Some records:
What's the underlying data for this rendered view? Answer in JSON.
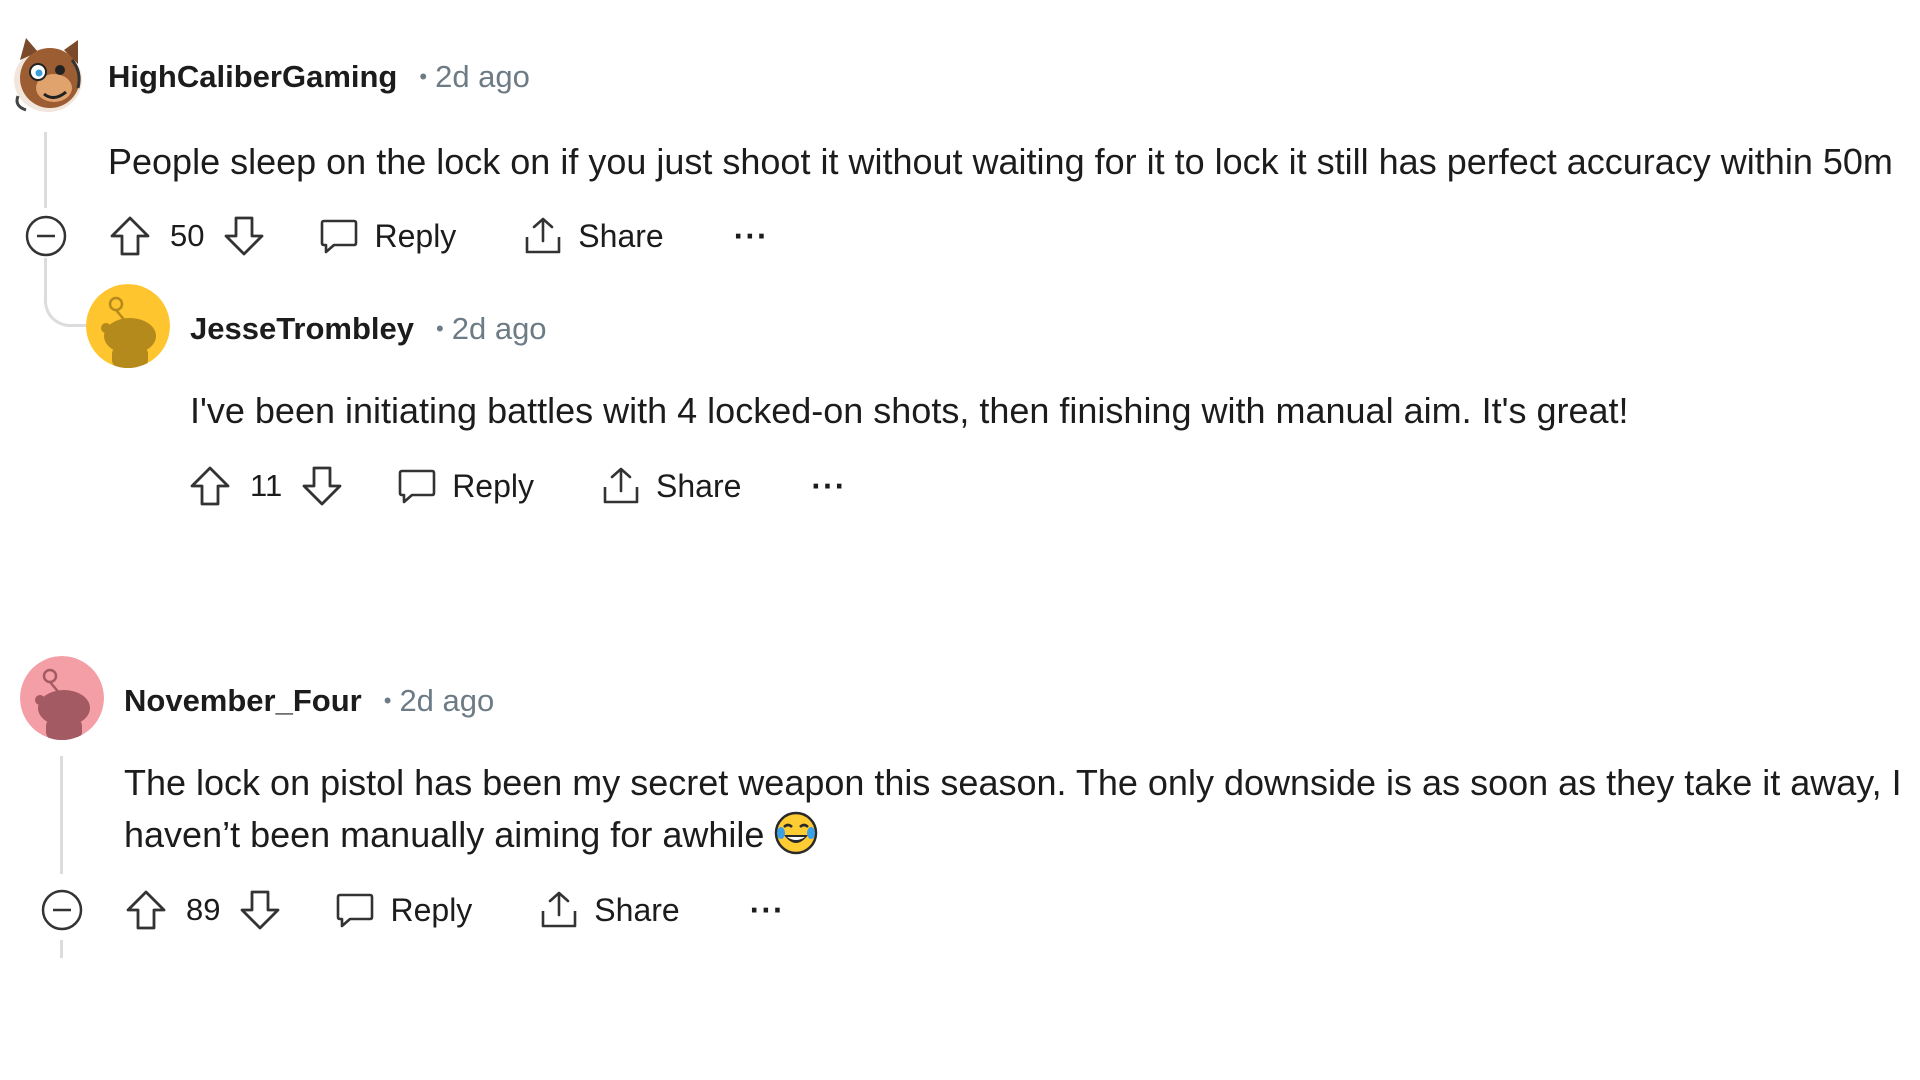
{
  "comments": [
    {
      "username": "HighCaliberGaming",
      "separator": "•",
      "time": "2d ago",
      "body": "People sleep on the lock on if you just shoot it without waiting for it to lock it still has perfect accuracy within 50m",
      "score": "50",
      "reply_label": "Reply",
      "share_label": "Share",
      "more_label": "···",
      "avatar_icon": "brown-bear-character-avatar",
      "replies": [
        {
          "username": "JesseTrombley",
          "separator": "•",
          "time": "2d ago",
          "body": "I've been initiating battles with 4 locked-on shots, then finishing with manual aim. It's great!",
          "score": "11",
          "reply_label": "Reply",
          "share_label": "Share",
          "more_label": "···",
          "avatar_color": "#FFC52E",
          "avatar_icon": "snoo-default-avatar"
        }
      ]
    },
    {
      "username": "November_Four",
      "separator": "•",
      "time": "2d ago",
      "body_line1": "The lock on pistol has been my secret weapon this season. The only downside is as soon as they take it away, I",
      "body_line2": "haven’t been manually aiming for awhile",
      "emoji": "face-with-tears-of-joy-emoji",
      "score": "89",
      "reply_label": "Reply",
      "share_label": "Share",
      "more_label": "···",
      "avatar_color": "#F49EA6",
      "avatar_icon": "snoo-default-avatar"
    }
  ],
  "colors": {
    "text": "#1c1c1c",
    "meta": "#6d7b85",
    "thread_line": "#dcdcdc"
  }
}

==

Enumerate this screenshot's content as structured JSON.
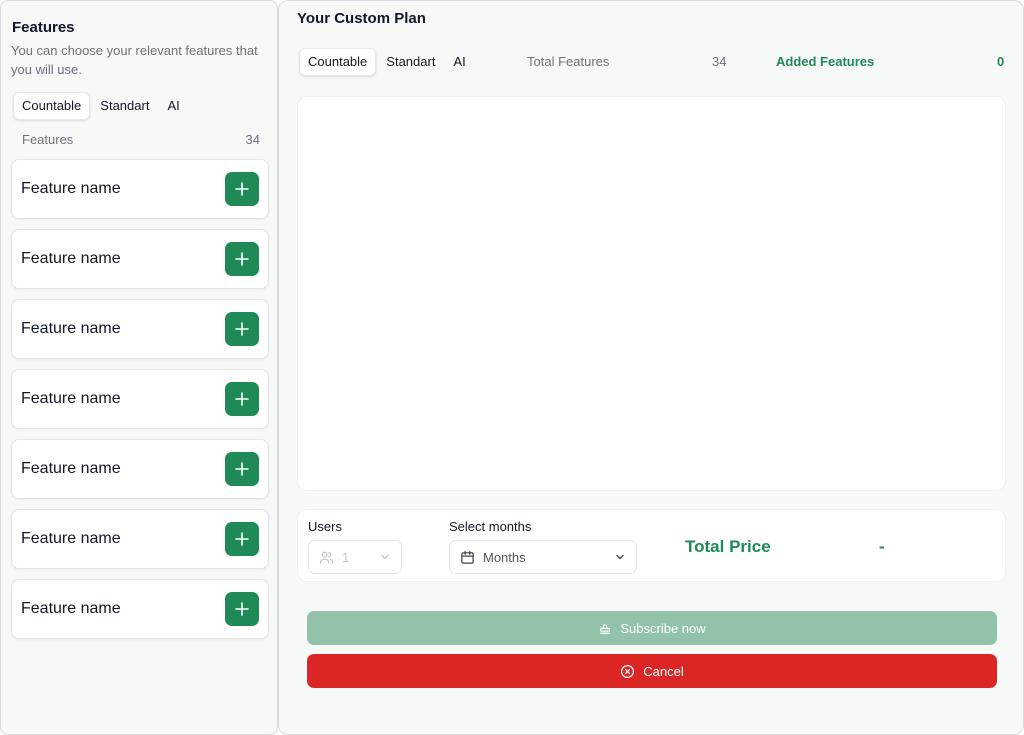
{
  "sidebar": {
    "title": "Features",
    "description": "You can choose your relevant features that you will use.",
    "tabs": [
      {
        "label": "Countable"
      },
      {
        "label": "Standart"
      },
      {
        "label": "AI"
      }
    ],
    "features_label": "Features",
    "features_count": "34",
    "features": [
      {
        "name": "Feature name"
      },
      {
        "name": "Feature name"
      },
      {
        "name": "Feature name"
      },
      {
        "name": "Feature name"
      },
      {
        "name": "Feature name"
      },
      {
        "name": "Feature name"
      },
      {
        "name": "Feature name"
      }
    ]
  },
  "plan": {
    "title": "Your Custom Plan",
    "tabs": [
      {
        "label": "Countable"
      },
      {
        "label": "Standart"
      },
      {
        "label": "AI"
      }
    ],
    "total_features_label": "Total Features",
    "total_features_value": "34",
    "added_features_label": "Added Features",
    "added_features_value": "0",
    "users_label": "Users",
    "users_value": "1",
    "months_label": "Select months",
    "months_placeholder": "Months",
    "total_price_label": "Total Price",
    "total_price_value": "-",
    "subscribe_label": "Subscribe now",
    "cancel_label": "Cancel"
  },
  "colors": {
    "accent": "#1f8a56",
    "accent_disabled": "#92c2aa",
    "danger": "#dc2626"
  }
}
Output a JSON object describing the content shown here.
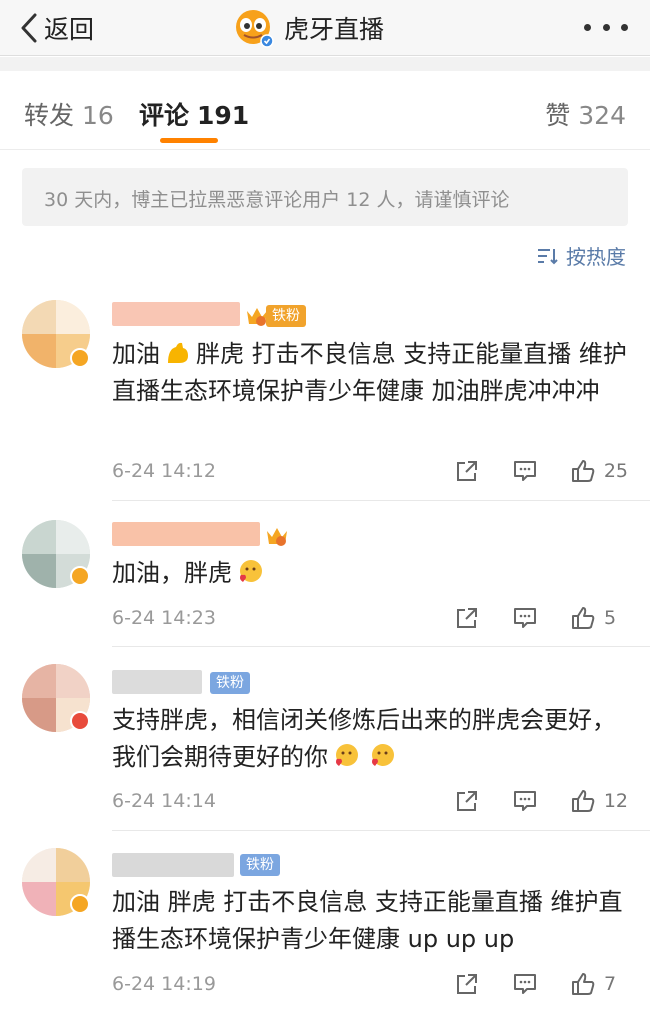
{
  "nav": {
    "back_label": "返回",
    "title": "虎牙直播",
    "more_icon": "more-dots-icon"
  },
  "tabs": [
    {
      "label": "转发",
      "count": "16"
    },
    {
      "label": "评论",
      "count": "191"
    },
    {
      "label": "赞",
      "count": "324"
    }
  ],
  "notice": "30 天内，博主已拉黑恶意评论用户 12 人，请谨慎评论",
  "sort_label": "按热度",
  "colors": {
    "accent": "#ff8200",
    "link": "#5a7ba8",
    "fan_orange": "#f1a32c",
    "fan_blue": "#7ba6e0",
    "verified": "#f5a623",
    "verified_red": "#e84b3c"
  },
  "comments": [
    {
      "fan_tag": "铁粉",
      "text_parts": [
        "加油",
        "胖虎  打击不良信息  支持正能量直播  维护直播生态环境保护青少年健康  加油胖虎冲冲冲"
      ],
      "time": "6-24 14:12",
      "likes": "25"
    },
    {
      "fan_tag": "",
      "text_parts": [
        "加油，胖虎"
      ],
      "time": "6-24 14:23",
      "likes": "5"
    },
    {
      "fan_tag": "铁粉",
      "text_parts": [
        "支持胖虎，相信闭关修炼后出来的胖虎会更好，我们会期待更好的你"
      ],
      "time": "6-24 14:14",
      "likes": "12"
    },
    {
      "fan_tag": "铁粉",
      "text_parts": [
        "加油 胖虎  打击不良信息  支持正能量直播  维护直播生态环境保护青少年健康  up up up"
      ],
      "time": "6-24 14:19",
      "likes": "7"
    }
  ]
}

→ **The problem**:
Your answer should be a single number: the count of lines in the data that include the word "维护直播生态环境保护青少年健康".

→ **Response**:
2